= STATED EXERCISE =
Retype the material that follows, keeping every word as it is.

= DATA FOR PROCESSING =
________

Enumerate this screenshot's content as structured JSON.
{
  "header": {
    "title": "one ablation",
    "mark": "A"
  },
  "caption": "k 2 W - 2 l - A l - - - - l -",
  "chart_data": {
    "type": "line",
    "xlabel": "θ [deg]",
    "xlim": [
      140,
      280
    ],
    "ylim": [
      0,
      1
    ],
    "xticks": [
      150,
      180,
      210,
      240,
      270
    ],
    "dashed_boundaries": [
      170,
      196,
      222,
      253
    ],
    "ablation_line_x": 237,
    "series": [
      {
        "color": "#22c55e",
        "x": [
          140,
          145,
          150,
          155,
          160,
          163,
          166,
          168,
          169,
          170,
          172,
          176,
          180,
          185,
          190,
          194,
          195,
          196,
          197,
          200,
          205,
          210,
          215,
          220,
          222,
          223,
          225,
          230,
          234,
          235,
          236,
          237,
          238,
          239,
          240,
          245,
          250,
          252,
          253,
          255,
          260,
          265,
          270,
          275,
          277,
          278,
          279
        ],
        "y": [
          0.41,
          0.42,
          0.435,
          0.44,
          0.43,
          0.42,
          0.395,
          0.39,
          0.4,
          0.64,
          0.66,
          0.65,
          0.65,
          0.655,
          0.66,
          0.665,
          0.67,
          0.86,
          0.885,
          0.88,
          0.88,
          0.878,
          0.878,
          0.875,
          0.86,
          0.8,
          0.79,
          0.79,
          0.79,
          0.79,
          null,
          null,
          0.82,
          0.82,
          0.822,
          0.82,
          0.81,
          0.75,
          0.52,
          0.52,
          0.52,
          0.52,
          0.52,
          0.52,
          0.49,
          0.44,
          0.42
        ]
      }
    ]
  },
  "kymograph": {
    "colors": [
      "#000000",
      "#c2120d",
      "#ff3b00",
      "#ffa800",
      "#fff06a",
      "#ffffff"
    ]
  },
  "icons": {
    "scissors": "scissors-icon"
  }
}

________

= ANSWER IN FULL =
Enumerate this screenshot's content as structured JSON.
{
  "header": {
    "title": "one ablation",
    "mark": "A"
  },
  "caption": "k 2 W - 2 l - A l - - - - l -",
  "chart_data": {
    "type": "line",
    "xlabel": "θ [deg]",
    "xlim": [
      140,
      280
    ],
    "ylim": [
      0,
      1
    ],
    "xticks": [
      150,
      180,
      210,
      240,
      270
    ],
    "dashed_boundaries": [
      170,
      196,
      222,
      253
    ],
    "ablation_line_x": 237,
    "series": [
      {
        "color": "#22c55e",
        "x": [
          140,
          145,
          150,
          155,
          160,
          163,
          166,
          168,
          169,
          170,
          172,
          176,
          180,
          185,
          190,
          194,
          195,
          196,
          197,
          200,
          205,
          210,
          215,
          220,
          222,
          223,
          225,
          230,
          234,
          235,
          236,
          237,
          238,
          239,
          240,
          245,
          250,
          252,
          253,
          255,
          260,
          265,
          270,
          275,
          277,
          278,
          279
        ],
        "y": [
          0.41,
          0.42,
          0.435,
          0.44,
          0.43,
          0.42,
          0.395,
          0.39,
          0.4,
          0.64,
          0.66,
          0.65,
          0.65,
          0.655,
          0.66,
          0.665,
          0.67,
          0.86,
          0.885,
          0.88,
          0.88,
          0.878,
          0.878,
          0.875,
          0.86,
          0.8,
          0.79,
          0.79,
          0.79,
          0.79,
          null,
          null,
          0.82,
          0.82,
          0.822,
          0.82,
          0.81,
          0.75,
          0.52,
          0.52,
          0.52,
          0.52,
          0.52,
          0.52,
          0.49,
          0.44,
          0.42
        ]
      }
    ]
  },
  "kymograph": {
    "colors": [
      "#000000",
      "#c2120d",
      "#ff3b00",
      "#ffa800",
      "#fff06a",
      "#ffffff"
    ]
  },
  "icons": {
    "scissors": "scissors-icon"
  }
}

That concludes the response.